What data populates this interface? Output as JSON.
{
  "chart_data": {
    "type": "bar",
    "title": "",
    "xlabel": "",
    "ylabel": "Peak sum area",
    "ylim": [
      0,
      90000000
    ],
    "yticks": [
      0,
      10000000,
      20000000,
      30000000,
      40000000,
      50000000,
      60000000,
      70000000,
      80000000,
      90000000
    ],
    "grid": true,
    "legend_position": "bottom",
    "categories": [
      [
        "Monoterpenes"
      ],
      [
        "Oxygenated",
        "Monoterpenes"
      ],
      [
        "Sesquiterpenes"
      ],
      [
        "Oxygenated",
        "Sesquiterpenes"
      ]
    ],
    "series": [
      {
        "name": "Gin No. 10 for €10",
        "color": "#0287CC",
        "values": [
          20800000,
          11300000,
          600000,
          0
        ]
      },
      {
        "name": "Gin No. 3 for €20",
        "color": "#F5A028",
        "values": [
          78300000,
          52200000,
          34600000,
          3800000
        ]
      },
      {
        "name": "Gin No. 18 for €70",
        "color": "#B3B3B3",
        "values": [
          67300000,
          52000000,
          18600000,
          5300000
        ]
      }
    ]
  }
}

_ _ _ _ _

**WHAT IS BEING ASKED**
Provide all the records again, word for word.

**WRITTEN SOLUTION**
What data populates this interface? Output as JSON.
{
  "chart_data": {
    "type": "bar",
    "title": "",
    "xlabel": "",
    "ylabel": "Peak sum area",
    "ylim": [
      0,
      90000000
    ],
    "yticks": [
      0,
      10000000,
      20000000,
      30000000,
      40000000,
      50000000,
      60000000,
      70000000,
      80000000,
      90000000
    ],
    "grid": true,
    "legend_position": "bottom",
    "categories": [
      [
        "Monoterpenes"
      ],
      [
        "Oxygenated",
        "Monoterpenes"
      ],
      [
        "Sesquiterpenes"
      ],
      [
        "Oxygenated",
        "Sesquiterpenes"
      ]
    ],
    "series": [
      {
        "name": "Gin No. 10 for €10",
        "color": "#0287CC",
        "values": [
          20800000,
          11300000,
          600000,
          0
        ]
      },
      {
        "name": "Gin No. 3 for €20",
        "color": "#F5A028",
        "values": [
          78300000,
          52200000,
          34600000,
          3800000
        ]
      },
      {
        "name": "Gin No. 18 for €70",
        "color": "#B3B3B3",
        "values": [
          67300000,
          52000000,
          18600000,
          5300000
        ]
      }
    ]
  }
}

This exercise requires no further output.